From the listing that follows, output everything exactly except the pictures.

[Dataset records]
.....
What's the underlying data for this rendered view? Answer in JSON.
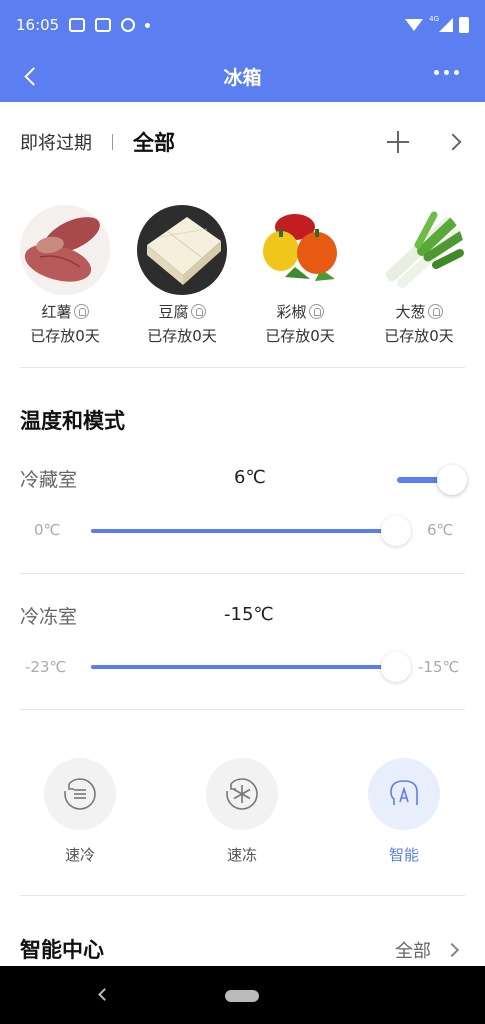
{
  "status_bar": {
    "time": "16:05",
    "network": "4G"
  },
  "header": {
    "title": "冰箱"
  },
  "food": {
    "tab_expiring": "即将过期",
    "tab_all": "全部",
    "items": [
      {
        "name": "红薯",
        "days": "已存放0天"
      },
      {
        "name": "豆腐",
        "days": "已存放0天"
      },
      {
        "name": "彩椒",
        "days": "已存放0天"
      },
      {
        "name": "大葱",
        "days": "已存放0天"
      }
    ]
  },
  "temperature": {
    "section_title": "温度和模式",
    "fridge": {
      "label": "冷藏室",
      "value": "6℃",
      "min": "0℃",
      "max": "6℃",
      "level": 1.0,
      "enabled": true
    },
    "freezer": {
      "label": "冷冻室",
      "value": "-15℃",
      "min": "-23℃",
      "max": "-15℃",
      "level": 1.0
    }
  },
  "modes": [
    {
      "label": "速冷",
      "icon": "quick-cool-icon",
      "active": false
    },
    {
      "label": "速冻",
      "icon": "quick-freeze-icon",
      "active": false
    },
    {
      "label": "智能",
      "icon": "smart-mode-icon",
      "active": true
    }
  ],
  "smart_center": {
    "title": "智能中心",
    "more": "全部"
  },
  "colors": {
    "accent": "#5b7ef0",
    "accent_light": "#e9eefd"
  }
}
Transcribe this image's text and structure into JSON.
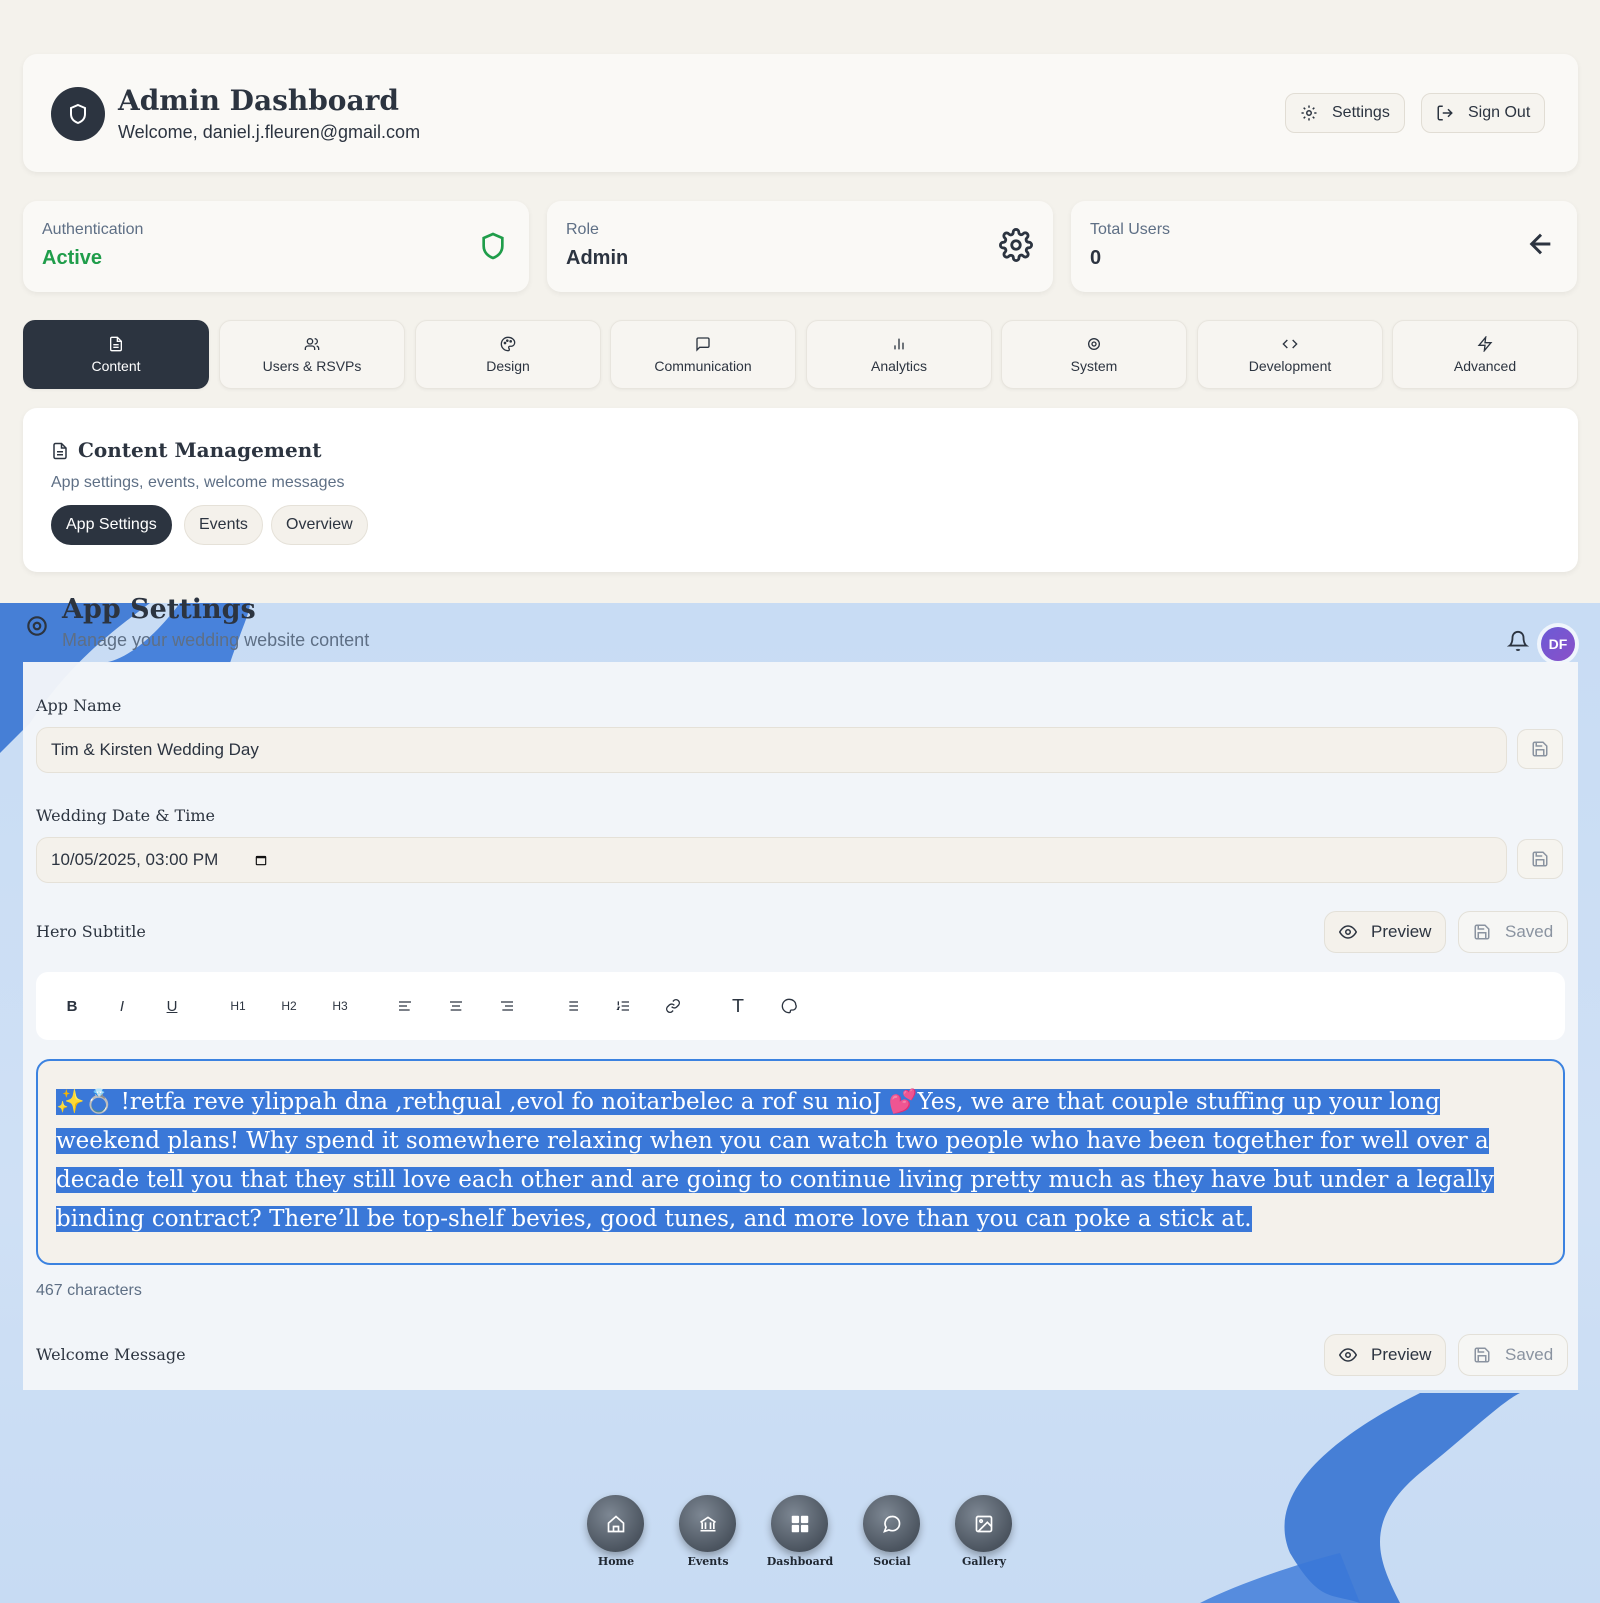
{
  "header": {
    "title": "Admin Dashboard",
    "welcome": "Welcome, daniel.j.fleuren@gmail.com",
    "settings_label": "Settings",
    "signout_label": "Sign Out"
  },
  "stats": [
    {
      "label": "Authentication",
      "value": "Active",
      "value_color": "#1f9d4a",
      "icon": "shield-icon"
    },
    {
      "label": "Role",
      "value": "Admin",
      "icon": "gear-icon"
    },
    {
      "label": "Total Users",
      "value": "0",
      "icon": "arrow-left-icon"
    }
  ],
  "tabs": [
    {
      "label": "Content",
      "icon": "document-icon",
      "active": true
    },
    {
      "label": "Users & RSVPs",
      "icon": "users-icon"
    },
    {
      "label": "Design",
      "icon": "palette-icon"
    },
    {
      "label": "Communication",
      "icon": "chat-icon"
    },
    {
      "label": "Analytics",
      "icon": "bar-chart-icon"
    },
    {
      "label": "System",
      "icon": "gear-icon"
    },
    {
      "label": "Development",
      "icon": "code-icon"
    },
    {
      "label": "Advanced",
      "icon": "lightning-icon"
    }
  ],
  "content_management": {
    "title": "Content Management",
    "subtitle": "App settings, events, welcome messages",
    "pills": [
      "App Settings",
      "Events",
      "Overview"
    ]
  },
  "app_settings": {
    "title": "App Settings",
    "subtitle": "Manage your wedding website content",
    "avatar_initials": "DF",
    "fields": {
      "app_name_label": "App Name",
      "app_name_value": "Tim & Kirsten Wedding Day",
      "date_label": "Wedding Date & Time",
      "date_value": "10/05/2025, 03:00 PM",
      "hero_label": "Hero Subtitle",
      "preview_label": "Preview",
      "saved_label": "Saved",
      "hero_text_reversed": "✨💍 !retfa reve ylippah dna ,rethgual ,evol fo noitarbelec a rof su nioJ 💕",
      "hero_text": "Yes, we are that couple stuffing up your long weekend plans! Why spend it somewhere relaxing when you can watch two people who have been together for well over a decade tell you that they still love each other and are going to continue living pretty much as they have but under a legally binding contract? There’ll be top-shelf bevies, good tunes, and more love than you can poke a stick at.",
      "char_count": "467 characters",
      "welcome_label": "Welcome Message"
    }
  },
  "toolbar": {
    "h1": "H1",
    "h2": "H2",
    "h3": "H3"
  },
  "bottom_nav": [
    {
      "label": "Home",
      "icon": "home-icon"
    },
    {
      "label": "Events",
      "icon": "bank-icon"
    },
    {
      "label": "Dashboard",
      "icon": "grid-icon"
    },
    {
      "label": "Social",
      "icon": "chat-icon"
    },
    {
      "label": "Gallery",
      "icon": "image-icon"
    }
  ],
  "colors": {
    "primary": "#2c3440",
    "accent_blue": "#3b82e0",
    "active_green": "#1f9d4a",
    "background": "#f4f2ec"
  }
}
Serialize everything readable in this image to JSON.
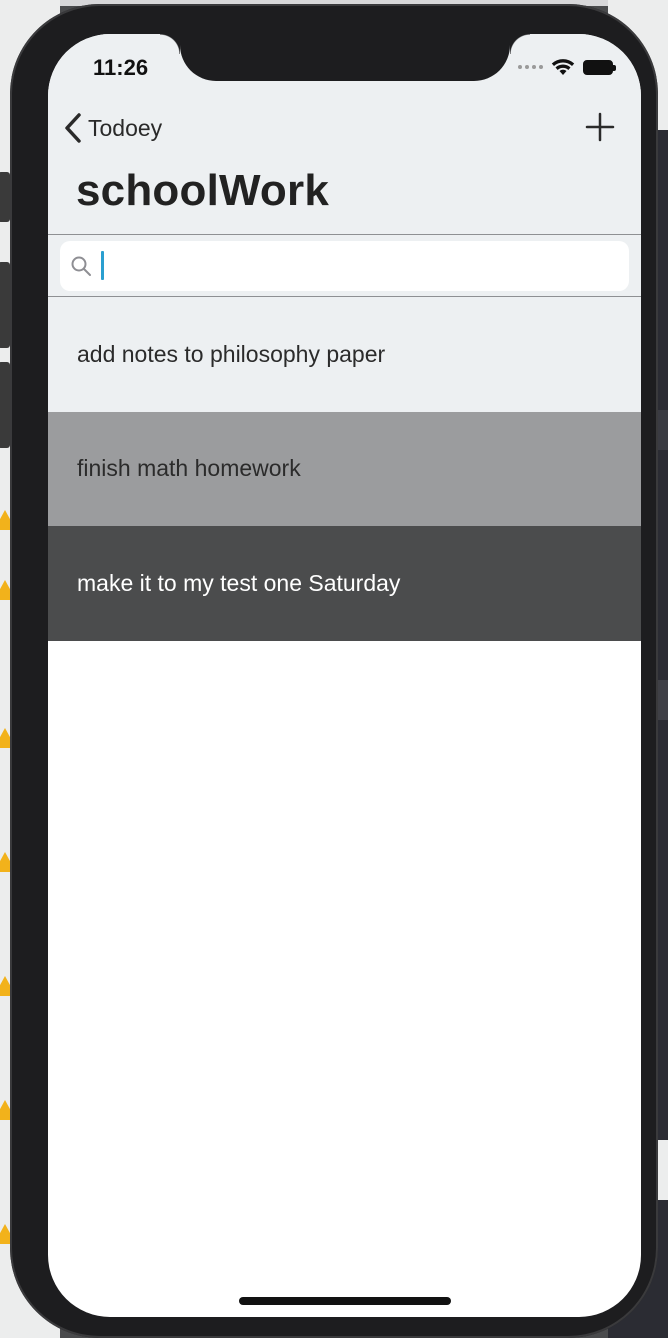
{
  "status_bar": {
    "time": "11:26"
  },
  "nav": {
    "back_label": "Todoey",
    "add_icon": "plus-icon",
    "title": "schoolWork"
  },
  "search": {
    "placeholder": "",
    "value": ""
  },
  "items": [
    {
      "title": "add notes to philosophy paper",
      "background": "#edf0f2",
      "text_color": "#2b2b2b"
    },
    {
      "title": "finish math homework",
      "background": "#9b9c9e",
      "text_color": "#2b2b2b"
    },
    {
      "title": "make it to my test one Saturday",
      "background": "#4b4c4d",
      "text_color": "#ffffff"
    }
  ],
  "colors": {
    "nav_background": "#edf0f2",
    "caret": "#2a9fd0",
    "frame": "#1d1d1f"
  }
}
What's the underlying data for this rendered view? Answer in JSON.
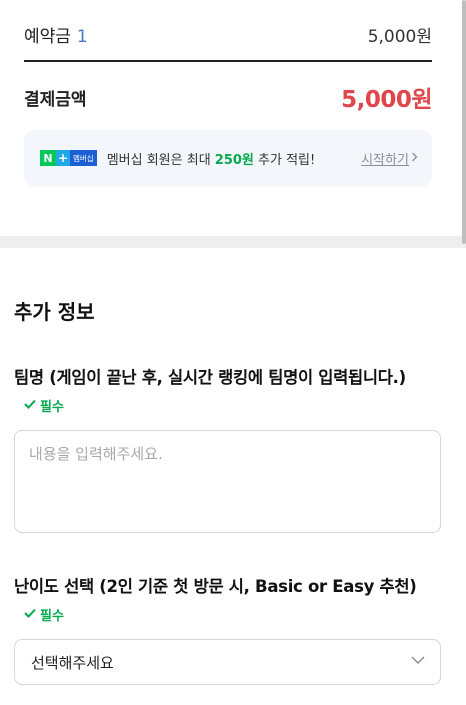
{
  "payment": {
    "deposit_label": "예약금",
    "deposit_count": "1",
    "deposit_amount": "5,000원",
    "total_label": "결제금액",
    "total_amount": "5,000원"
  },
  "promo": {
    "logo_n": "N",
    "logo_plus": "+",
    "logo_membership": "멤버십",
    "text_before": "멤버십 회원은 최대 ",
    "points": "250원",
    "text_after": " 추가 적립!",
    "link_label": "시작하기",
    "link_icon": "chevron-right-icon"
  },
  "additional_info": {
    "section_title": "추가 정보",
    "team_name": {
      "label": "팀명 (게임이 끝난 후, 실시간 랭킹에 팀명이 입력됩니다.)",
      "required_label": "필수",
      "placeholder": "내용을 입력해주세요."
    },
    "difficulty": {
      "label": "난이도 선택 (2인 기준 첫 방문 시, Basic or Easy 추천)",
      "required_label": "필수",
      "selected_value": "선택해주세요",
      "icon": "chevron-down-icon"
    }
  },
  "colors": {
    "accent_green": "#03a94c",
    "price_red": "#e0474c",
    "count_blue": "#4a78c6"
  }
}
.....
# FINISHED ANSWER
What's the underlying data for this rendered view? Answer in JSON.
{
  "status_bar": {
    "time": "16:05",
    "network": "4G"
  },
  "header": {
    "title": "冰箱"
  },
  "food": {
    "tab_expiring": "即将过期",
    "tab_all": "全部",
    "items": [
      {
        "name": "红薯",
        "days": "已存放0天"
      },
      {
        "name": "豆腐",
        "days": "已存放0天"
      },
      {
        "name": "彩椒",
        "days": "已存放0天"
      },
      {
        "name": "大葱",
        "days": "已存放0天"
      }
    ]
  },
  "temperature": {
    "section_title": "温度和模式",
    "fridge": {
      "label": "冷藏室",
      "value": "6℃",
      "min": "0℃",
      "max": "6℃",
      "level": 1.0,
      "enabled": true
    },
    "freezer": {
      "label": "冷冻室",
      "value": "-15℃",
      "min": "-23℃",
      "max": "-15℃",
      "level": 1.0
    }
  },
  "modes": [
    {
      "label": "速冷",
      "icon": "quick-cool-icon",
      "active": false
    },
    {
      "label": "速冻",
      "icon": "quick-freeze-icon",
      "active": false
    },
    {
      "label": "智能",
      "icon": "smart-mode-icon",
      "active": true
    }
  ],
  "smart_center": {
    "title": "智能中心",
    "more": "全部"
  },
  "colors": {
    "accent": "#5b7ef0",
    "accent_light": "#e9eefd"
  }
}
Transcribe this image's text and structure into JSON.
{
  "header": {
    "title": "Admin Dashboard",
    "welcome": "Welcome, daniel.j.fleuren@gmail.com",
    "settings_label": "Settings",
    "signout_label": "Sign Out"
  },
  "stats": [
    {
      "label": "Authentication",
      "value": "Active",
      "value_color": "#1f9d4a",
      "icon": "shield-icon"
    },
    {
      "label": "Role",
      "value": "Admin",
      "icon": "gear-icon"
    },
    {
      "label": "Total Users",
      "value": "0",
      "icon": "arrow-left-icon"
    }
  ],
  "tabs": [
    {
      "label": "Content",
      "icon": "document-icon",
      "active": true
    },
    {
      "label": "Users & RSVPs",
      "icon": "users-icon"
    },
    {
      "label": "Design",
      "icon": "palette-icon"
    },
    {
      "label": "Communication",
      "icon": "chat-icon"
    },
    {
      "label": "Analytics",
      "icon": "bar-chart-icon"
    },
    {
      "label": "System",
      "icon": "gear-icon"
    },
    {
      "label": "Development",
      "icon": "code-icon"
    },
    {
      "label": "Advanced",
      "icon": "lightning-icon"
    }
  ],
  "content_management": {
    "title": "Content Management",
    "subtitle": "App settings, events, welcome messages",
    "pills": [
      "App Settings",
      "Events",
      "Overview"
    ]
  },
  "app_settings": {
    "title": "App Settings",
    "subtitle": "Manage your wedding website content",
    "avatar_initials": "DF",
    "fields": {
      "app_name_label": "App Name",
      "app_name_value": "Tim & Kirsten Wedding Day",
      "date_label": "Wedding Date & Time",
      "date_value": "10/05/2025, 03:00 PM",
      "hero_label": "Hero Subtitle",
      "preview_label": "Preview",
      "saved_label": "Saved",
      "hero_text_reversed": "✨💍 !retfa reve ylippah dna ,rethgual ,evol fo noitarbelec a rof su nioJ 💕",
      "hero_text": "Yes, we are that couple stuffing up your long weekend plans! Why spend it somewhere relaxing when you can watch two people who have been together for well over a decade tell you that they still love each other and are going to continue living pretty much as they have but under a legally binding contract? There’ll be top-shelf bevies, good tunes, and more love than you can poke a stick at.",
      "char_count": "467 characters",
      "welcome_label": "Welcome Message"
    }
  },
  "toolbar": {
    "h1": "H1",
    "h2": "H2",
    "h3": "H3"
  },
  "bottom_nav": [
    {
      "label": "Home",
      "icon": "home-icon"
    },
    {
      "label": "Events",
      "icon": "bank-icon"
    },
    {
      "label": "Dashboard",
      "icon": "grid-icon"
    },
    {
      "label": "Social",
      "icon": "chat-icon"
    },
    {
      "label": "Gallery",
      "icon": "image-icon"
    }
  ],
  "colors": {
    "primary": "#2c3440",
    "accent_blue": "#3b82e0",
    "active_green": "#1f9d4a",
    "background": "#f4f2ec"
  }
}
Serialize everything readable in this image to JSON.
{
  "status_bar": {
    "time": "11:26"
  },
  "nav": {
    "back_label": "Todoey",
    "add_icon": "plus-icon",
    "title": "schoolWork"
  },
  "search": {
    "placeholder": "",
    "value": ""
  },
  "items": [
    {
      "title": "add notes to philosophy paper",
      "background": "#edf0f2",
      "text_color": "#2b2b2b"
    },
    {
      "title": "finish math homework",
      "background": "#9b9c9e",
      "text_color": "#2b2b2b"
    },
    {
      "title": "make it to my test one Saturday",
      "background": "#4b4c4d",
      "text_color": "#ffffff"
    }
  ],
  "colors": {
    "nav_background": "#edf0f2",
    "caret": "#2a9fd0",
    "frame": "#1d1d1f"
  }
}
What's the underlying data for this rendered view? Answer in JSON.
{
  "payment": {
    "deposit_label": "예약금",
    "deposit_count": "1",
    "deposit_amount": "5,000원",
    "total_label": "결제금액",
    "total_amount": "5,000원"
  },
  "promo": {
    "logo_n": "N",
    "logo_plus": "+",
    "logo_membership": "멤버십",
    "text_before": "멤버십 회원은 최대 ",
    "points": "250원",
    "text_after": " 추가 적립!",
    "link_label": "시작하기",
    "link_icon": "chevron-right-icon"
  },
  "additional_info": {
    "section_title": "추가 정보",
    "team_name": {
      "label": "팀명 (게임이 끝난 후, 실시간 랭킹에 팀명이 입력됩니다.)",
      "required_label": "필수",
      "placeholder": "내용을 입력해주세요."
    },
    "difficulty": {
      "label": "난이도 선택 (2인 기준 첫 방문 시, Basic or Easy 추천)",
      "required_label": "필수",
      "selected_value": "선택해주세요",
      "icon": "chevron-down-icon"
    }
  },
  "colors": {
    "accent_green": "#03a94c",
    "price_red": "#e0474c",
    "count_blue": "#4a78c6"
  }
}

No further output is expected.